Repeat the lines below exactly as they appear, but leave out the images.

Recorded data
● ● ● ●

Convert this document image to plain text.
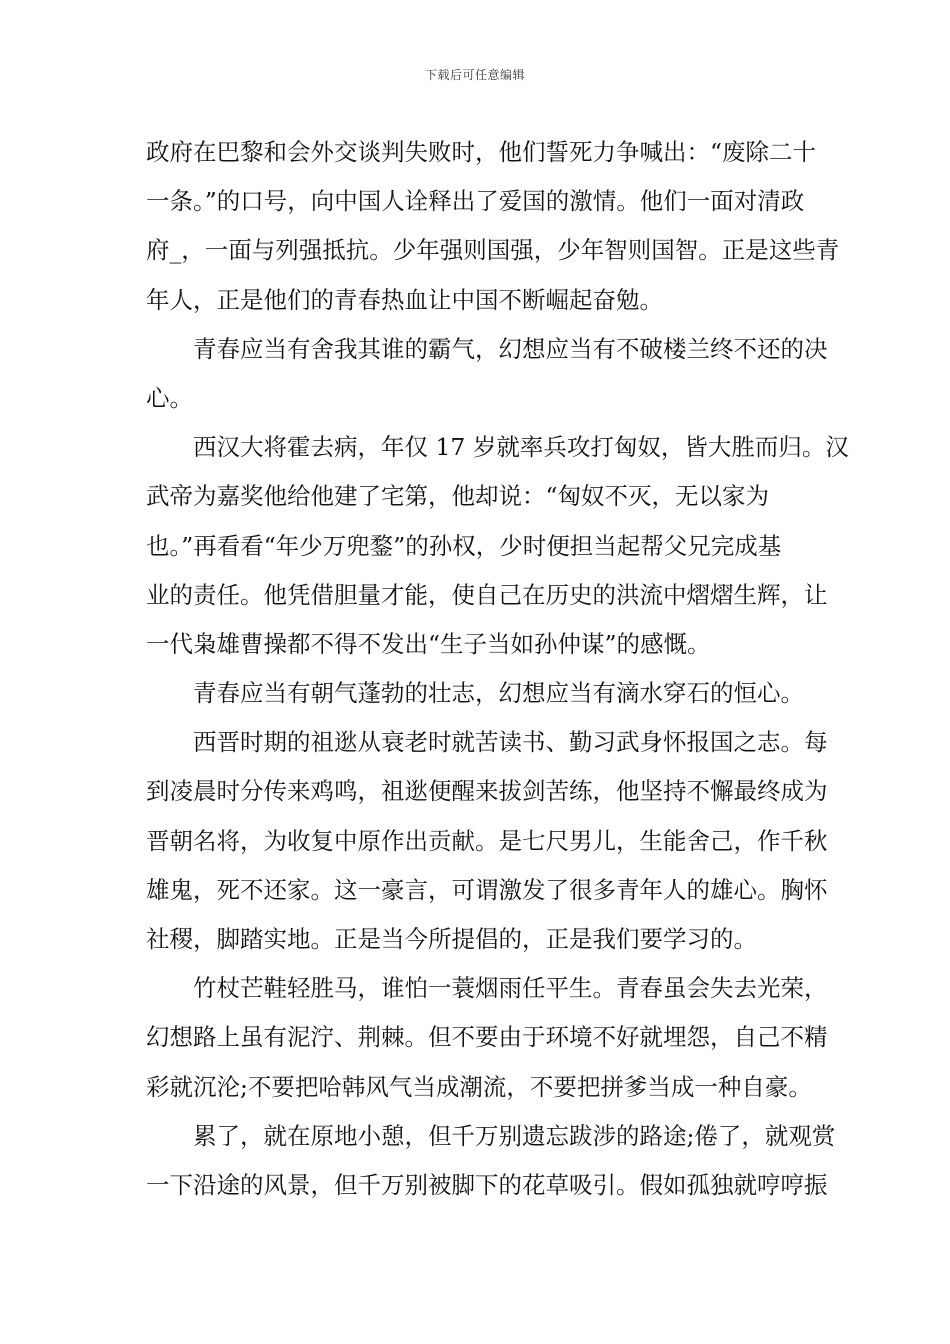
下载后可任意编辑
政府在巴黎和会外交谈判失败时，他们誓死力争喊出：“废除二十
一条。”的口号，向中国人诠释出了爱国的激情。他们一面对清政
府_，一面与列强抵抗。少年强则国强，少年智则国智。正是这些青
年人，正是他们的青春热血让中国不断崛起奋勉。
青春应当有舍我其谁的霸气，幻想应当有不破楼兰终不还的决
心。
西汉大将霍去病，年仅 17 岁就率兵攻打匈奴，皆大胜而归。汉
武帝为嘉奖他给他建了宅第，他却说：“匈奴不灭，无以家为
也。”再看看“年少万兜鍪”的孙权，少时便担当起帮父兄完成基
业的责任。他凭借胆量才能，使自己在历史的洪流中熠熠生辉，让
一代枭雄曹操都不得不发出“生子当如孙仲谋”的感慨。
青春应当有朝气蓬勃的壮志，幻想应当有滴水穿石的恒心。
西晋时期的祖逖从衰老时就苦读书、勤习武身怀报国之志。每
到凌晨时分传来鸡鸣，祖逖便醒来拔剑苦练，他坚持不懈最终成为
晋朝名将，为收复中原作出贡献。是七尺男儿，生能舍己，作千秋
雄鬼，死不还家。这一豪言，可谓激发了很多青年人的雄心。胸怀
社稷，脚踏实地。正是当今所提倡的，正是我们要学习的。
竹杖芒鞋轻胜马，谁怕一蓑烟雨任平生。青春虽会失去光荣，
幻想路上虽有泥泞、荆棘。但不要由于环境不好就埋怨，自己不精
彩就沉沦;不要把哈韩风气当成潮流，不要把拼爹当成一种自豪。
累了，就在原地小憩，但千万别遗忘跋涉的路途;倦了，就观赏
一下沿途的风景，但千万别被脚下的花草吸引。假如孤独就哼哼振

● ● ● ●

Full response
Convert this document image to plain text.
下载后可任意编辑
政府在巴黎和会外交谈判失败时，他们誓死力争喊出：“废除二十
一条。”的口号，向中国人诠释出了爱国的激情。他们一面对清政
府_，一面与列强抵抗。少年强则国强，少年智则国智。正是这些青
年人，正是他们的青春热血让中国不断崛起奋勉。
青春应当有舍我其谁的霸气，幻想应当有不破楼兰终不还的决
心。
西汉大将霍去病，年仅 17 岁就率兵攻打匈奴，皆大胜而归。汉
武帝为嘉奖他给他建了宅第，他却说：“匈奴不灭，无以家为
也。”再看看“年少万兜鍪”的孙权，少时便担当起帮父兄完成基
业的责任。他凭借胆量才能，使自己在历史的洪流中熠熠生辉，让
一代枭雄曹操都不得不发出“生子当如孙仲谋”的感慨。
青春应当有朝气蓬勃的壮志，幻想应当有滴水穿石的恒心。
西晋时期的祖逖从衰老时就苦读书、勤习武身怀报国之志。每
到凌晨时分传来鸡鸣，祖逖便醒来拔剑苦练，他坚持不懈最终成为
晋朝名将，为收复中原作出贡献。是七尺男儿，生能舍己，作千秋
雄鬼，死不还家。这一豪言，可谓激发了很多青年人的雄心。胸怀
社稷，脚踏实地。正是当今所提倡的，正是我们要学习的。
竹杖芒鞋轻胜马，谁怕一蓑烟雨任平生。青春虽会失去光荣，
幻想路上虽有泥泞、荆棘。但不要由于环境不好就埋怨，自己不精
彩就沉沦;不要把哈韩风气当成潮流，不要把拼爹当成一种自豪。
累了，就在原地小憩，但千万别遗忘跋涉的路途;倦了，就观赏
一下沿途的风景，但千万别被脚下的花草吸引。假如孤独就哼哼振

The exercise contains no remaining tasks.